WHAT THE TASK REQUIRES:
Reproduce the records below in full and word for word, excluding pictures.

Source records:
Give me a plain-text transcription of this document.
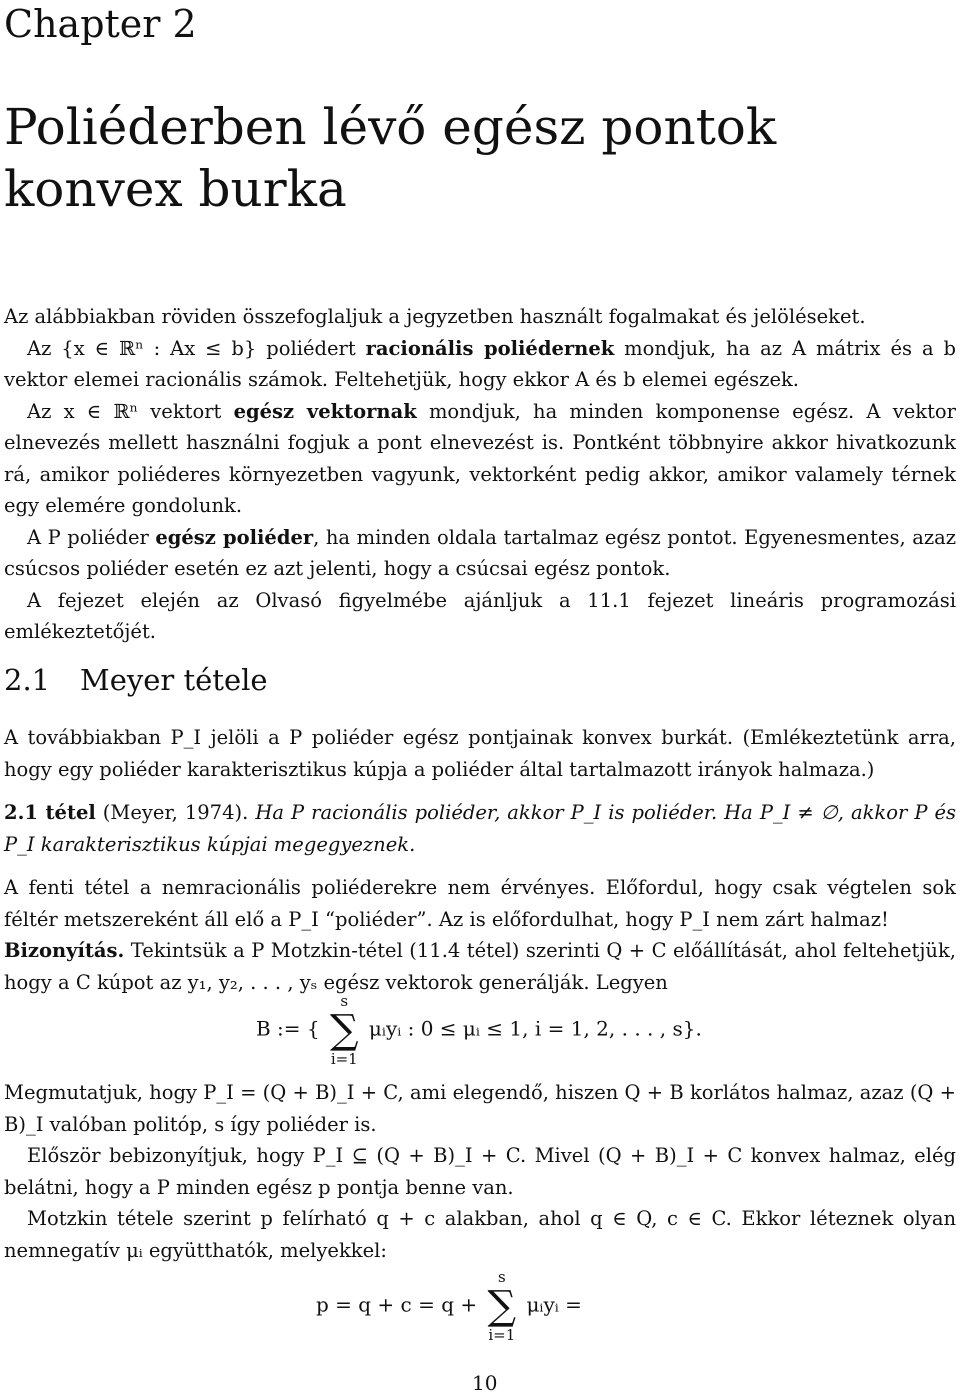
Chapter 2
Poliéderben lévő egész pontok konvex burka

Az alábbiakban röviden összefoglaljuk a jegyzetben használt fogalmakat és jelöléseket.

Az {x ∈ ℝⁿ : Ax ≤ b} poliédert racionális poliédernek mondjuk, ha az A mátrix és a b vektor elemei racionális számok. Feltehetjük, hogy ekkor A és b elemei egészek.

Az x ∈ ℝⁿ vektort egész vektornak mondjuk, ha minden komponense egész. A vektor elnevezés mellett használni fogjuk a pont elnevezést is. Pontként többnyire akkor hivatkozunk rá, amikor poliéderes környezetben vagyunk, vektorként pedig akkor, amikor valamely térnek egy elemére gondolunk.

A P poliéder egész poliéder, ha minden oldala tartalmaz egész pontot. Egyenesmentes, azaz csúcsos poliéder esetén ez azt jelenti, hogy a csúcsai egész pontok.

A fejezet elején az Olvasó figyelmébe ajánljuk a 11.1 fejezet lineáris programozási emlékeztetőjét.

2.1 Meyer tétele

A továbbiakban P_I jelöli a P poliéder egész pontjainak konvex burkát. (Emlékeztetünk arra, hogy egy poliéder karakterisztikus kúpja a poliéder által tartalmazott irányok halmaza.)

2.1 tétel (Meyer, 1974). Ha P racionális poliéder, akkor P_I is poliéder. Ha P_I ≠ ∅, akkor P és P_I karakterisztikus kúpjai megegyeznek.

A fenti tétel a nemracionális poliéderekre nem érvényes. Előfordul, hogy csak végtelen sok féltér metszereként áll elő a P_I “poliéder”. Az is előfordulhat, hogy P_I nem zárt halmaz!

Bizonyítás. Tekintsük a P Motzkin-tétel (11.4 tétel) szerinti Q + C előállítását, ahol feltehetjük, hogy a C kúpot az y₁, y₂, . . . , yₛ egész vektorok generálják. Legyen

B := {
s
∑
i=1
μᵢyᵢ : 0 ≤ μᵢ ≤ 1, i = 1, 2, . . . , s}.

Megmutatjuk, hogy P_I = (Q + B)_I + C, ami elegendő, hiszen Q + B korlátos halmaz, azaz (Q + B)_I valóban politóp, s így poliéder is.

Először bebizonyítjuk, hogy P_I ⊆ (Q + B)_I + C. Mivel (Q + B)_I + C konvex halmaz, elég belátni, hogy a P minden egész p pontja benne van.

Motzkin tétele szerint p felírható q + c alakban, ahol q ∈ Q, c ∈ C. Ekkor léteznek olyan nemnegatív μᵢ együtthatók, melyekkel:

p = q + c = q +
s
∑
i=1
μᵢyᵢ =
10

ANSWER:
Give me a plain-text transcription of this document.
Chapter 2
Poliéderben lévő egész pontok konvex burka

Az alábbiakban röviden összefoglaljuk a jegyzetben használt fogalmakat és jelöléseket.

Az {x ∈ ℝⁿ : Ax ≤ b} poliédert racionális poliédernek mondjuk, ha az A mátrix és a b vektor elemei racionális számok. Feltehetjük, hogy ekkor A és b elemei egészek.

Az x ∈ ℝⁿ vektort egész vektornak mondjuk, ha minden komponense egész. A vektor elnevezés mellett használni fogjuk a pont elnevezést is. Pontként többnyire akkor hivatkozunk rá, amikor poliéderes környezetben vagyunk, vektorként pedig akkor, amikor valamely térnek egy elemére gondolunk.

A P poliéder egész poliéder, ha minden oldala tartalmaz egész pontot. Egyenesmentes, azaz csúcsos poliéder esetén ez azt jelenti, hogy a csúcsai egész pontok.

A fejezet elején az Olvasó figyelmébe ajánljuk a 11.1 fejezet lineáris programozási emlékeztetőjét.

2.1 Meyer tétele

A továbbiakban P_I jelöli a P poliéder egész pontjainak konvex burkát. (Emlékeztetünk arra, hogy egy poliéder karakterisztikus kúpja a poliéder által tartalmazott irányok halmaza.)

2.1 tétel (Meyer, 1974). Ha P racionális poliéder, akkor P_I is poliéder. Ha P_I ≠ ∅, akkor P és P_I karakterisztikus kúpjai megegyeznek.

A fenti tétel a nemracionális poliéderekre nem érvényes. Előfordul, hogy csak végtelen sok féltér metszereként áll elő a P_I “poliéder”. Az is előfordulhat, hogy P_I nem zárt halmaz!

Bizonyítás. Tekintsük a P Motzkin-tétel (11.4 tétel) szerinti Q + C előállítását, ahol feltehetjük, hogy a C kúpot az y₁, y₂, . . . , yₛ egész vektorok generálják. Legyen

B := {
s
∑
i=1
μᵢyᵢ : 0 ≤ μᵢ ≤ 1, i = 1, 2, . . . , s}.

Megmutatjuk, hogy P_I = (Q + B)_I + C, ami elegendő, hiszen Q + B korlátos halmaz, azaz (Q + B)_I valóban politóp, s így poliéder is.

Először bebizonyítjuk, hogy P_I ⊆ (Q + B)_I + C. Mivel (Q + B)_I + C konvex halmaz, elég belátni, hogy a P minden egész p pontja benne van.

Motzkin tétele szerint p felírható q + c alakban, ahol q ∈ Q, c ∈ C. Ekkor léteznek olyan nemnegatív μᵢ együtthatók, melyekkel:

p = q + c = q +
s
∑
i=1
μᵢyᵢ =
10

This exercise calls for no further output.